_Stored rows_:
——————

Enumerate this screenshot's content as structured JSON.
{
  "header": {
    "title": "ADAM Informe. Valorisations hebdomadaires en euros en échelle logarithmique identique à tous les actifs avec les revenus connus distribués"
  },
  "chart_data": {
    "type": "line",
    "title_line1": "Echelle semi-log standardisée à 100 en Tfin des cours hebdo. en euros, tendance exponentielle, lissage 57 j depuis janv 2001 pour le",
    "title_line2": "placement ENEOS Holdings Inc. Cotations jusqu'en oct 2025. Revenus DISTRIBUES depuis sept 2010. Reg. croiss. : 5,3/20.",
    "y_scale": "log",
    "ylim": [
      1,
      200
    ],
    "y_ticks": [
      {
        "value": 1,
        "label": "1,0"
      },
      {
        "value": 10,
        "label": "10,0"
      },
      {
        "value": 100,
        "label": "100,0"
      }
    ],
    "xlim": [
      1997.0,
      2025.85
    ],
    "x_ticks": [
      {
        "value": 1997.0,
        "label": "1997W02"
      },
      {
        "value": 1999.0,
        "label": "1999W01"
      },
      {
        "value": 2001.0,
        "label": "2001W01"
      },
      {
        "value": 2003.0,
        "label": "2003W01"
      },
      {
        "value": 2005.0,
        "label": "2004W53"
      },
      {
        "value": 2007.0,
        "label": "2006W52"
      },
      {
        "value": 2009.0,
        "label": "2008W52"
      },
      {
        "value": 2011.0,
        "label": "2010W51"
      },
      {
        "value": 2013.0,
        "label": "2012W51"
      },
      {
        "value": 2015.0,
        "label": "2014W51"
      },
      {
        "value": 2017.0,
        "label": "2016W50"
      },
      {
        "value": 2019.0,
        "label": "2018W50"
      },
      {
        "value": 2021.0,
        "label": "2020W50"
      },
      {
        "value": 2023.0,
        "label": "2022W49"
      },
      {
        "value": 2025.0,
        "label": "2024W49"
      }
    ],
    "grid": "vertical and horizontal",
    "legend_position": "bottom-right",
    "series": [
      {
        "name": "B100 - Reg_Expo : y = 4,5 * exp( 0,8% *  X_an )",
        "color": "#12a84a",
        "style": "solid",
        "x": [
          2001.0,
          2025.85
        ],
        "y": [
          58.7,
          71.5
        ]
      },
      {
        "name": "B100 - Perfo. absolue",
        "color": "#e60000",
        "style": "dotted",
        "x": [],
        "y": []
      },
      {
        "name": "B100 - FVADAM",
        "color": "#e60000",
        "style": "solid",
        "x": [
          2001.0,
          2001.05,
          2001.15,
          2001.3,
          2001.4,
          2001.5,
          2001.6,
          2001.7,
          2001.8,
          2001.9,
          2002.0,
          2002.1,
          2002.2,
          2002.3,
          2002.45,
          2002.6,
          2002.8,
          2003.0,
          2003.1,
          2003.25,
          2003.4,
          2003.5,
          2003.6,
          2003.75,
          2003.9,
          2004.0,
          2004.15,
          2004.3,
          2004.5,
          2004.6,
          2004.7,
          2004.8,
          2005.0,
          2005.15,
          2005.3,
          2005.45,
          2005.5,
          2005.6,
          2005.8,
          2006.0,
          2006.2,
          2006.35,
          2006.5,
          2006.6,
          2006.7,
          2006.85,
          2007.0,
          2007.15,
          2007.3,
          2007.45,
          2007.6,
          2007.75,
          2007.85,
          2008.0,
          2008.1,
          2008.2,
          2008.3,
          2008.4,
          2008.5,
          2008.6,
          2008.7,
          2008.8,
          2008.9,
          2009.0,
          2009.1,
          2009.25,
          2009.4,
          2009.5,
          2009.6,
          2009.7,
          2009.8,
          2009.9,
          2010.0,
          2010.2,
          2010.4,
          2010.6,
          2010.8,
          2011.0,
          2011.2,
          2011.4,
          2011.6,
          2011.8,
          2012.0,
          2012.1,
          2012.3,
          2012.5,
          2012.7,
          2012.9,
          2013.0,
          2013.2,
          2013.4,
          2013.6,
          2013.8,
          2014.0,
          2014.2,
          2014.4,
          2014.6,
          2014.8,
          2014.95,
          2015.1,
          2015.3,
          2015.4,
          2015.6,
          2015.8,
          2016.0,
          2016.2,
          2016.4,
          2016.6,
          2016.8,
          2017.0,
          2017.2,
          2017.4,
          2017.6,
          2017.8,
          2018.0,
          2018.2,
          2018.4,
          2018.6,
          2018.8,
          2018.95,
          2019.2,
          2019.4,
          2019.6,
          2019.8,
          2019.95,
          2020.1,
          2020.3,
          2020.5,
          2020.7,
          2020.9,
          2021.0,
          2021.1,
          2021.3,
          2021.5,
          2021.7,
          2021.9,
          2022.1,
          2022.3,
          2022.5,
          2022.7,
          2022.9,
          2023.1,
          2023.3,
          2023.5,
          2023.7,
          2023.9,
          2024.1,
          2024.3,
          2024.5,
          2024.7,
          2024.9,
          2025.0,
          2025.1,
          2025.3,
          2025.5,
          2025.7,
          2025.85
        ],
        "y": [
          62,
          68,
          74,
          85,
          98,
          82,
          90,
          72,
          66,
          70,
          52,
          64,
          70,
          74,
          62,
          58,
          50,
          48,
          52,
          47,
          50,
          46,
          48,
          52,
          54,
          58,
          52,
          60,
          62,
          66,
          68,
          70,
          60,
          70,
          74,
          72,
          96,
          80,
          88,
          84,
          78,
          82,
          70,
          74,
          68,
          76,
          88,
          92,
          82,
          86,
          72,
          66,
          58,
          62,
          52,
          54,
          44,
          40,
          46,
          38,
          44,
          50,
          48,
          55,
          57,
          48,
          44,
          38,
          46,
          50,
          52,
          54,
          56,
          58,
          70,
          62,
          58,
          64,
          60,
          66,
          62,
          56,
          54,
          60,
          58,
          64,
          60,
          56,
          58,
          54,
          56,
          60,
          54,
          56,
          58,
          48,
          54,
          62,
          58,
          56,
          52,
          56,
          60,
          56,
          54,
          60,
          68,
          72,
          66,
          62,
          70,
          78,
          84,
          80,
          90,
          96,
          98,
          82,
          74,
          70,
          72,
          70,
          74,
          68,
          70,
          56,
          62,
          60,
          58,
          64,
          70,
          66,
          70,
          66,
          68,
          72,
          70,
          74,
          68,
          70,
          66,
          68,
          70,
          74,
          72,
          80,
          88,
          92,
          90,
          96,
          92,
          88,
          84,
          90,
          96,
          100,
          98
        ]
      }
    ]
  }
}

——————

_Your instructions_: From the entries above, copy each line holding "euros".

_Solution for this problem_:
    "title": "ADAM Informe. Valorisations hebdomadaires en euros en échelle logarithmique identique à tous les actifs avec les revenus connus distribués"
    "title_line1": "Echelle semi-log standardisée à 100 en Tfin des cours hebdo. en euros, tendance exponentielle, lissage 57 j depuis janv 2001 pour le",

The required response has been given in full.